>>>

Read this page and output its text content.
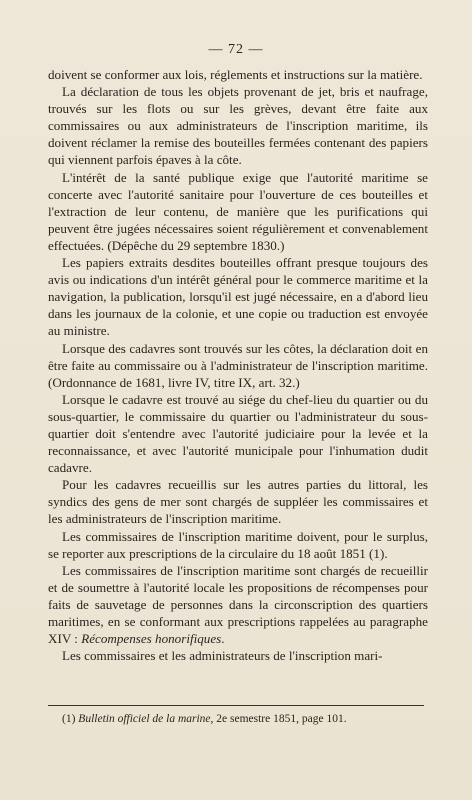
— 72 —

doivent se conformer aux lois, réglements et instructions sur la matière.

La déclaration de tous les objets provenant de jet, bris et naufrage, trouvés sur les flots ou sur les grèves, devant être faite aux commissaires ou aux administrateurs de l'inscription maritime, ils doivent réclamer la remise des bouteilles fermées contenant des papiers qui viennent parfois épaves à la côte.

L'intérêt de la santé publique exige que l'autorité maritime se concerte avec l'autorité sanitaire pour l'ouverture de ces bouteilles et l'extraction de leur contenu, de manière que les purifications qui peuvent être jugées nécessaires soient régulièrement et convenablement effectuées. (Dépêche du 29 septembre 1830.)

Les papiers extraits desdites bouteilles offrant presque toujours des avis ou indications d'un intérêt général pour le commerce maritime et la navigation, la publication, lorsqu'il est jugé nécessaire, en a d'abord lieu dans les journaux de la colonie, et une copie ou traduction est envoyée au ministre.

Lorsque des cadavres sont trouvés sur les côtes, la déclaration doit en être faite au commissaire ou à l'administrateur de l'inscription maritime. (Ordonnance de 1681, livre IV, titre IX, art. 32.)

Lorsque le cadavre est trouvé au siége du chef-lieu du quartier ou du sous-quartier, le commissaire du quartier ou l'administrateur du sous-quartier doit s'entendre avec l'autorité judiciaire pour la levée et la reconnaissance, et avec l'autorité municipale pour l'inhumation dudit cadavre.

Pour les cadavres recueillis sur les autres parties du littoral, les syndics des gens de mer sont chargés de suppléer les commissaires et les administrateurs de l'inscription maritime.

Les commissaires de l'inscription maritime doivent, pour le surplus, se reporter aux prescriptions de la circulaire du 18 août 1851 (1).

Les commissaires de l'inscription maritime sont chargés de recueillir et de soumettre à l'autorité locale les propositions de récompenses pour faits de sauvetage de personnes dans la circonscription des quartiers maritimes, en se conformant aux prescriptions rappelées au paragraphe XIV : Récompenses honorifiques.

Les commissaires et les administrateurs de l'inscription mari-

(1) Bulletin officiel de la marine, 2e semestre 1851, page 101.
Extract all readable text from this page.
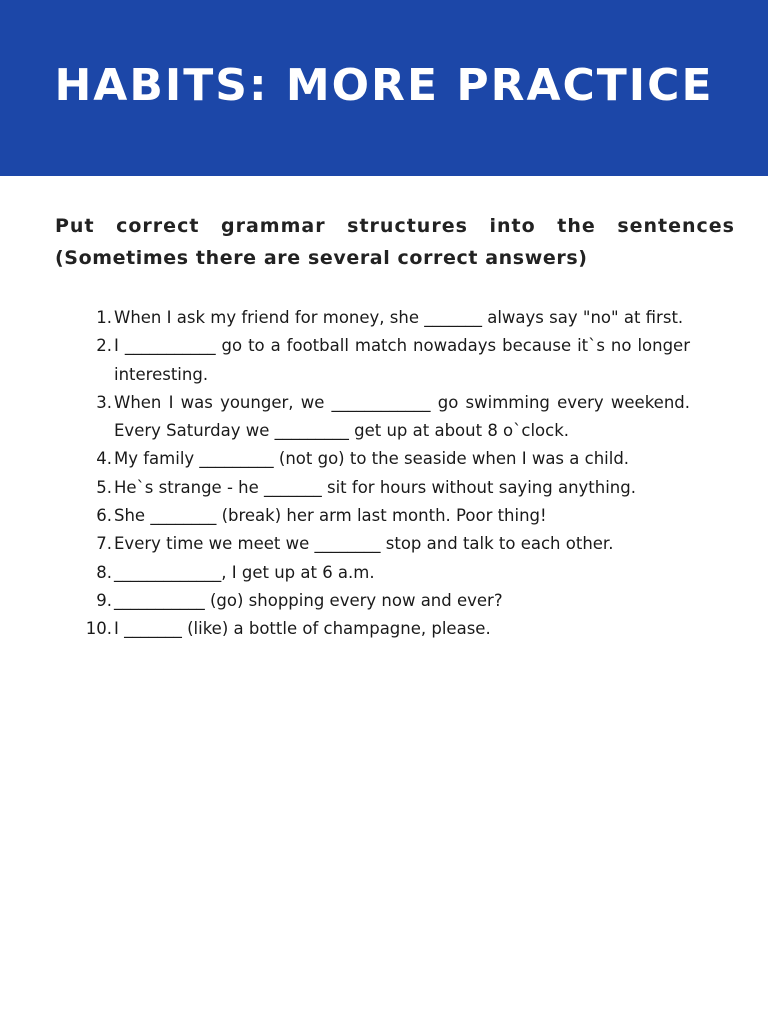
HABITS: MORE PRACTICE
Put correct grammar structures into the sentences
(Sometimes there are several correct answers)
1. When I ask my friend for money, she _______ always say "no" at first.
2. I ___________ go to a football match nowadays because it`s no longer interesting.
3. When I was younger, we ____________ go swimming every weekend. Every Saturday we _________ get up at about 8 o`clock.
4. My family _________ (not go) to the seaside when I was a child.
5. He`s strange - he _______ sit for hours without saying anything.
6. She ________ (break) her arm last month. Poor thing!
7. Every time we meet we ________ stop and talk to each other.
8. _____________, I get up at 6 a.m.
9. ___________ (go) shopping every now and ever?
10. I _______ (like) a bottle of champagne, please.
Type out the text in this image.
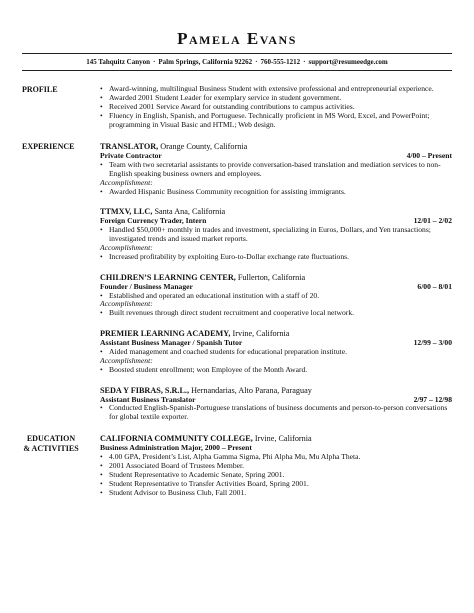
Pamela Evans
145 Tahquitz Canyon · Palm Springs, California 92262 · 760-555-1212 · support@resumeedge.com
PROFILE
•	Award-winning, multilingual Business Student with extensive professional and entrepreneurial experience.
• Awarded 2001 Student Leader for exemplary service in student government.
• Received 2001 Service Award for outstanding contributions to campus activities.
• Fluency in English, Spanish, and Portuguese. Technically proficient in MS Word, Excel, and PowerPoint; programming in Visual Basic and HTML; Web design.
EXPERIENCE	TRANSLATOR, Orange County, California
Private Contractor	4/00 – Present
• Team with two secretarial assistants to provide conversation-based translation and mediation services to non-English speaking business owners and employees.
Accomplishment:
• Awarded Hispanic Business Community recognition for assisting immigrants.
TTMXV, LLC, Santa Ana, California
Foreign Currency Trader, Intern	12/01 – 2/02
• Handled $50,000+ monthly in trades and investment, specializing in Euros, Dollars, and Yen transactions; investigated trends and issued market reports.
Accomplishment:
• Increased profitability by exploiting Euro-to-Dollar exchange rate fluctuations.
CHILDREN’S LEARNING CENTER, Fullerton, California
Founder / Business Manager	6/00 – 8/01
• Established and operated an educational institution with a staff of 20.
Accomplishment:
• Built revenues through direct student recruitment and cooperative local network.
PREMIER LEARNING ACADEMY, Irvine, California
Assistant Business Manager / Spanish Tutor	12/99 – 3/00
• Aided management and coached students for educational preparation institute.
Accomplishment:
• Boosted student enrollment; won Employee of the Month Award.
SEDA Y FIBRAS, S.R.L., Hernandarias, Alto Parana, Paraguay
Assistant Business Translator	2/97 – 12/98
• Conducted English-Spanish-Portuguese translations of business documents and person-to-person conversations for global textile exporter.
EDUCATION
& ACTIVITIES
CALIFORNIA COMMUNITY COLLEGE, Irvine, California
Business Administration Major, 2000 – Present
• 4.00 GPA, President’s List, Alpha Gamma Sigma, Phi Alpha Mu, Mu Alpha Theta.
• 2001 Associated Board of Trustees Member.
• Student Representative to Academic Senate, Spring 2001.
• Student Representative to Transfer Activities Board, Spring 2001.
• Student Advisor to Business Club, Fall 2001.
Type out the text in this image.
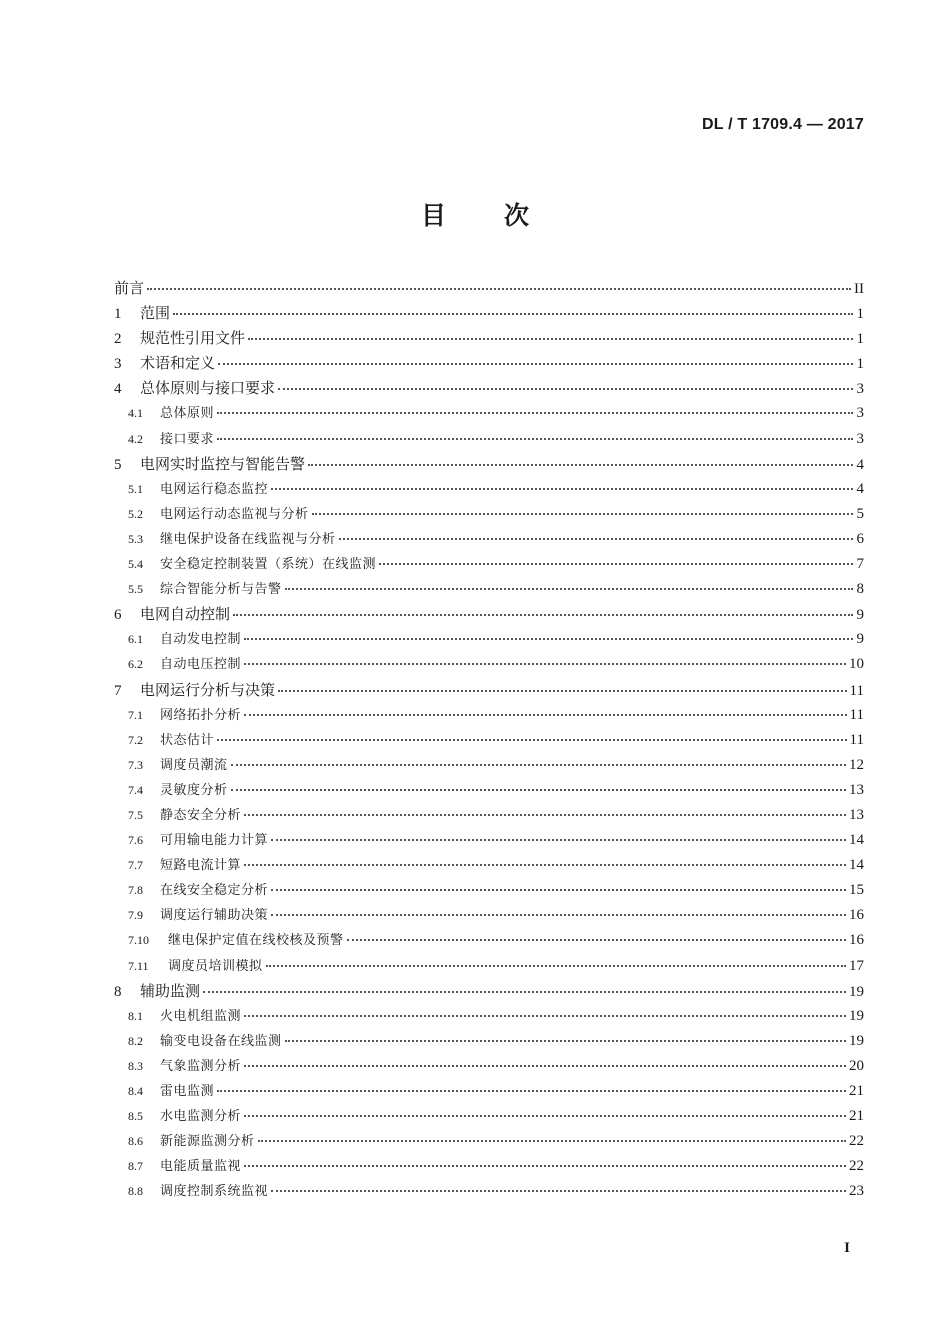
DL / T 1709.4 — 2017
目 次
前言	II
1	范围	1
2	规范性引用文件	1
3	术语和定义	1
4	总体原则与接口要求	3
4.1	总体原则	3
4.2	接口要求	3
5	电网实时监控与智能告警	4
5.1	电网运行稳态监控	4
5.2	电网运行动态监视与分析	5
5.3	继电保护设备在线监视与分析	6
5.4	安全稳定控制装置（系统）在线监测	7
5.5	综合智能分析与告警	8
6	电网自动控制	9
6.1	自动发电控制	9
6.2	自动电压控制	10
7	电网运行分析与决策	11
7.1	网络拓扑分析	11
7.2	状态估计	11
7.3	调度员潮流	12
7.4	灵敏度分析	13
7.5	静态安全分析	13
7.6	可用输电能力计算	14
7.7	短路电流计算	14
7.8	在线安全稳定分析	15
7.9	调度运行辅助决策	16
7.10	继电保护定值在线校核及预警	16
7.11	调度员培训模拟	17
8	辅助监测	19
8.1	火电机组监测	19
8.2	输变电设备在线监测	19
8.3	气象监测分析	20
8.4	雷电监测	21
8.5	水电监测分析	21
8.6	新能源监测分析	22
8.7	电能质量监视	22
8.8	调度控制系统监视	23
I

<<<

- [Written instruction] Select the lines from the entries that include the word "page".

- [Expected answer]
Read this page and output its text content.
(1) Bulletin officiel de la marine, 2e semestre 1851, page 101.
Extract all readable text from this page.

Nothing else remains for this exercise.